# DESCRIPTION OF THE TASK:
Reproduce, word for word, the items below from the line with "day-number: 9 xyxy=(564,206,661,221)" up to and including the line with "day-info: Sunrise: 6:23".

# EXTRACTED INFORMATION:
=====

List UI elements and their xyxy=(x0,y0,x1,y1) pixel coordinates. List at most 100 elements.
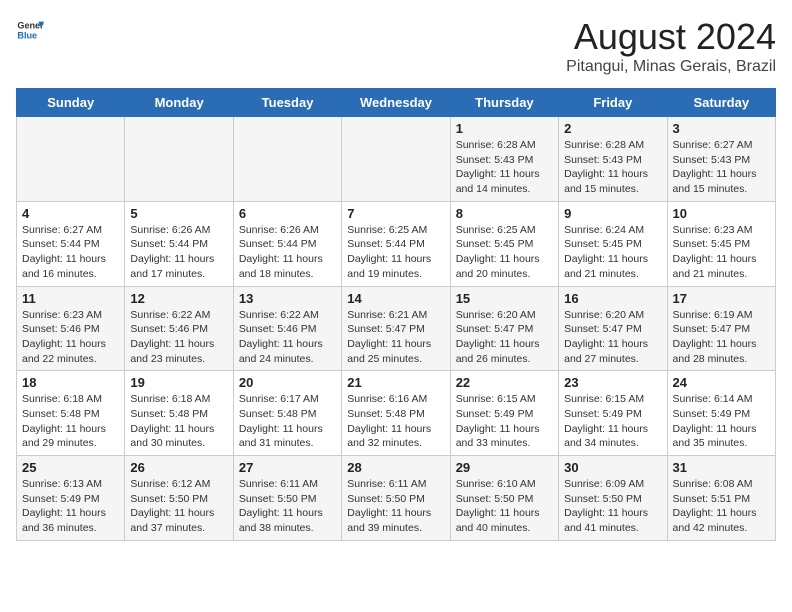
day-number: 9 xyxy=(564,206,661,221)
day-number: 15 xyxy=(456,291,553,306)
calendar-cell: 16 Sunrise: 6:20 AM Sunset: 5:47 PM Dayli… xyxy=(559,286,667,371)
day-number: 13 xyxy=(239,291,336,306)
day-number: 8 xyxy=(456,206,553,221)
calendar-cell: 4 Sunrise: 6:27 AM Sunset: 5:44 PM Daylig… xyxy=(17,201,125,286)
day-number: 19 xyxy=(130,375,227,390)
calendar-cell: 29Sunrise: 6:10 AM Sunset: 5:50 PM Dayli… xyxy=(450,456,558,541)
day-number: 1 xyxy=(456,121,553,136)
day-number: 22 xyxy=(456,375,553,390)
day-of-week-header: Tuesday xyxy=(233,89,341,117)
day-number: 3 xyxy=(673,121,770,136)
calendar-cell xyxy=(17,117,125,202)
calendar-cell: 22Sunrise: 6:15 AM Sunset: 5:49 PM Dayli… xyxy=(450,371,558,456)
day-number: 24 xyxy=(673,375,770,390)
main-title: August 2024 xyxy=(566,16,776,58)
day-number: 12 xyxy=(130,291,227,306)
day-info: Sunrise: 6:13 AM Sunset: 5:49 PM Dayligh… xyxy=(22,477,119,536)
logo: General Blue xyxy=(16,16,44,44)
day-info: Sunrise: 6:23 AM Sunset: 5:45 PM Dayligh… xyxy=(673,223,770,282)
calendar-cell: 6 Sunrise: 6:26 AM Sunset: 5:44 PM Daylig… xyxy=(233,201,341,286)
day-info: Sunrise: 6:18 AM Sunset: 5:48 PM Dayligh… xyxy=(22,392,119,451)
day-number: 23 xyxy=(564,375,661,390)
day-info: Sunrise: 6:20 AM Sunset: 5:47 PM Dayligh… xyxy=(564,308,661,367)
day-number: 28 xyxy=(347,460,444,475)
day-number: 10 xyxy=(673,206,770,221)
day-number: 17 xyxy=(673,291,770,306)
day-number: 21 xyxy=(347,375,444,390)
day-number: 18 xyxy=(22,375,119,390)
calendar-cell: 26 Sunrise: 6:12 AM Sunset: 5:50 PM Dayli… xyxy=(125,456,233,541)
day-info: Sunrise: 6:17 AM Sunset: 5:48 PM Dayligh… xyxy=(239,392,336,451)
day-of-week-header: Friday xyxy=(559,89,667,117)
day-info: Sunrise: 6:16 AM Sunset: 5:48 PM Dayligh… xyxy=(347,392,444,451)
day-number: 6 xyxy=(239,206,336,221)
day-number: 25 xyxy=(22,460,119,475)
calendar-cell: 1Sunrise: 6:28 AM Sunset: 5:43 PM Daylig… xyxy=(450,117,558,202)
day-number: 31 xyxy=(673,460,770,475)
calendar-cell xyxy=(125,117,233,202)
day-info: Sunrise: 6:08 AM Sunset: 5:51 PM Dayligh… xyxy=(673,477,770,536)
day-number: 20 xyxy=(239,375,336,390)
calendar-cell: 27 Sunrise: 6:11 AM Sunset: 5:50 PM Dayli… xyxy=(233,456,341,541)
day-info: Sunrise: 6:19 AM Sunset: 5:47 PM Dayligh… xyxy=(673,308,770,367)
day-number: 4 xyxy=(22,206,119,221)
day-info: Sunrise: 6:25 AM Sunset: 5:45 PM Dayligh… xyxy=(456,223,553,282)
calendar-cell: 7 Sunrise: 6:25 AM Sunset: 5:44 PM Daylig… xyxy=(342,201,450,286)
day-number: 14 xyxy=(347,291,444,306)
day-number: 2 xyxy=(564,121,661,136)
calendar-cell: 24 Sunrise: 6:14 AM Sunset: 5:49 PM Dayli… xyxy=(667,371,775,456)
calendar-cell: 15 Sunrise: 6:20 AM Sunset: 5:47 PM Dayli… xyxy=(450,286,558,371)
calendar-cell: 11Sunrise: 6:23 AM Sunset: 5:46 PM Dayli… xyxy=(17,286,125,371)
day-info: Sunrise: 6:09 AM Sunset: 5:50 PM Dayligh… xyxy=(564,477,661,536)
calendar-table: SundayMondayTuesdayWednesdayThursdayFrid… xyxy=(16,88,776,541)
svg-text:Blue: Blue xyxy=(17,30,37,40)
calendar-cell: 18 Sunrise: 6:18 AM Sunset: 5:48 PM Dayli… xyxy=(17,371,125,456)
day-of-week-header: Wednesday xyxy=(342,89,450,117)
day-info: Sunrise: 6:14 AM Sunset: 5:49 PM Dayligh… xyxy=(673,392,770,451)
title-area: August 2024 Pitangui, Minas Gerais, Braz… xyxy=(566,16,776,76)
day-number: 26 xyxy=(130,460,227,475)
day-info: Sunrise: 6:27 AM Sunset: 5:44 PM Dayligh… xyxy=(22,223,119,282)
day-of-week-header: Sunday xyxy=(17,89,125,117)
calendar-cell: 5 Sunrise: 6:26 AM Sunset: 5:44 PM Daylig… xyxy=(125,201,233,286)
day-info: Sunrise: 6:22 AM Sunset: 5:46 PM Dayligh… xyxy=(130,308,227,367)
calendar-cell: 3 Sunrise: 6:27 AM Sunset: 5:43 PM Daylig… xyxy=(667,117,775,202)
day-number: 5 xyxy=(130,206,227,221)
calendar-cell xyxy=(233,117,341,202)
day-info: Sunrise: 6:11 AM Sunset: 5:50 PM Dayligh… xyxy=(239,477,336,536)
day-number: 16 xyxy=(564,291,661,306)
calendar-cell: 28 Sunrise: 6:11 AM Sunset: 5:50 PM Dayli… xyxy=(342,456,450,541)
calendar-cell: 17 Sunrise: 6:19 AM Sunset: 5:47 PM Dayli… xyxy=(667,286,775,371)
calendar-cell: 21 Sunrise: 6:16 AM Sunset: 5:48 PM Dayli… xyxy=(342,371,450,456)
logo-icon: General Blue xyxy=(16,16,44,44)
calendar-cell: 20 Sunrise: 6:17 AM Sunset: 5:48 PM Dayli… xyxy=(233,371,341,456)
day-info: Sunrise: 6:12 AM Sunset: 5:50 PM Dayligh… xyxy=(130,477,227,536)
day-info: Sunrise: 6:27 AM Sunset: 5:43 PM Dayligh… xyxy=(673,138,770,197)
day-of-week-header: Thursday xyxy=(450,89,558,117)
calendar-cell: 14 Sunrise: 6:21 AM Sunset: 5:47 PM Dayli… xyxy=(342,286,450,371)
day-number: 27 xyxy=(239,460,336,475)
day-info: Sunrise: 6:15 AM Sunset: 5:49 PM Dayligh… xyxy=(564,392,661,451)
day-number: 11 xyxy=(22,291,119,306)
calendar-cell: 25 Sunrise: 6:13 AM Sunset: 5:49 PM Dayli… xyxy=(17,456,125,541)
calendar-cell: 31 Sunrise: 6:08 AM Sunset: 5:51 PM Dayli… xyxy=(667,456,775,541)
day-info: Sunrise: 6:24 AM Sunset: 5:45 PM Dayligh… xyxy=(564,223,661,282)
day-info: Sunrise: 6:26 AM Sunset: 5:44 PM Dayligh… xyxy=(239,223,336,282)
calendar-cell: 30Sunrise: 6:09 AM Sunset: 5:50 PM Dayli… xyxy=(559,456,667,541)
calendar-cell: 23 Sunrise: 6:15 AM Sunset: 5:49 PM Dayli… xyxy=(559,371,667,456)
day-info: Sunrise: 6:28 AM Sunset: 5:43 PM Dayligh… xyxy=(564,138,661,197)
calendar-cell: 10 Sunrise: 6:23 AM Sunset: 5:45 PM Dayli… xyxy=(667,201,775,286)
calendar-cell: 2 Sunrise: 6:28 AM Sunset: 5:43 PM Daylig… xyxy=(559,117,667,202)
day-info: Sunrise: 6:20 AM Sunset: 5:47 PM Dayligh… xyxy=(456,308,553,367)
day-info: Sunrise: 6:21 AM Sunset: 5:47 PM Dayligh… xyxy=(347,308,444,367)
day-info: Sunrise: 6:26 AM Sunset: 5:44 PM Dayligh… xyxy=(130,223,227,282)
calendar-cell: 8 Sunrise: 6:25 AM Sunset: 5:45 PM Daylig… xyxy=(450,201,558,286)
day-info: Sunrise: 6:25 AM Sunset: 5:44 PM Dayligh… xyxy=(347,223,444,282)
header: General Blue August 2024 Pitangui, Minas… xyxy=(16,16,776,76)
day-number: 7 xyxy=(347,206,444,221)
calendar-cell: 12 Sunrise: 6:22 AM Sunset: 5:46 PM Dayli… xyxy=(125,286,233,371)
day-number: 29 xyxy=(456,460,553,475)
day-of-week-header: Saturday xyxy=(667,89,775,117)
calendar-cell: 13Sunrise: 6:22 AM Sunset: 5:46 PM Dayli… xyxy=(233,286,341,371)
day-info: Sunrise: 6:11 AM Sunset: 5:50 PM Dayligh… xyxy=(347,477,444,536)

=====

# REPLY:
day-number: 9 xyxy=(564,206,661,221)
day-number: 15 xyxy=(456,291,553,306)
calendar-cell: 16 Sunrise: 6:20 AM Sunset: 5:47 PM Dayli… xyxy=(559,286,667,371)
day-number: 13 xyxy=(239,291,336,306)
day-number: 8 xyxy=(456,206,553,221)
calendar-cell: 4 Sunrise: 6:27 AM Sunset: 5:44 PM Daylig… xyxy=(17,201,125,286)
day-number: 19 xyxy=(130,375,227,390)
calendar-cell: 29Sunrise: 6:10 AM Sunset: 5:50 PM Dayli… xyxy=(450,456,558,541)
day-number: 1 xyxy=(456,121,553,136)
day-number: 22 xyxy=(456,375,553,390)
day-of-week-header: Tuesday xyxy=(233,89,341,117)
day-number: 3 xyxy=(673,121,770,136)
calendar-cell xyxy=(17,117,125,202)
calendar-cell: 22Sunrise: 6:15 AM Sunset: 5:49 PM Dayli… xyxy=(450,371,558,456)
day-number: 24 xyxy=(673,375,770,390)
main-title: August 2024 xyxy=(566,16,776,58)
day-number: 12 xyxy=(130,291,227,306)
day-info: Sunrise: 6:13 AM Sunset: 5:49 PM Dayligh… xyxy=(22,477,119,536)
logo: General Blue xyxy=(16,16,44,44)
day-info: Sunrise: 6:23 AM Sunset: 5:45 PM Dayligh… xyxy=(673,223,770,282)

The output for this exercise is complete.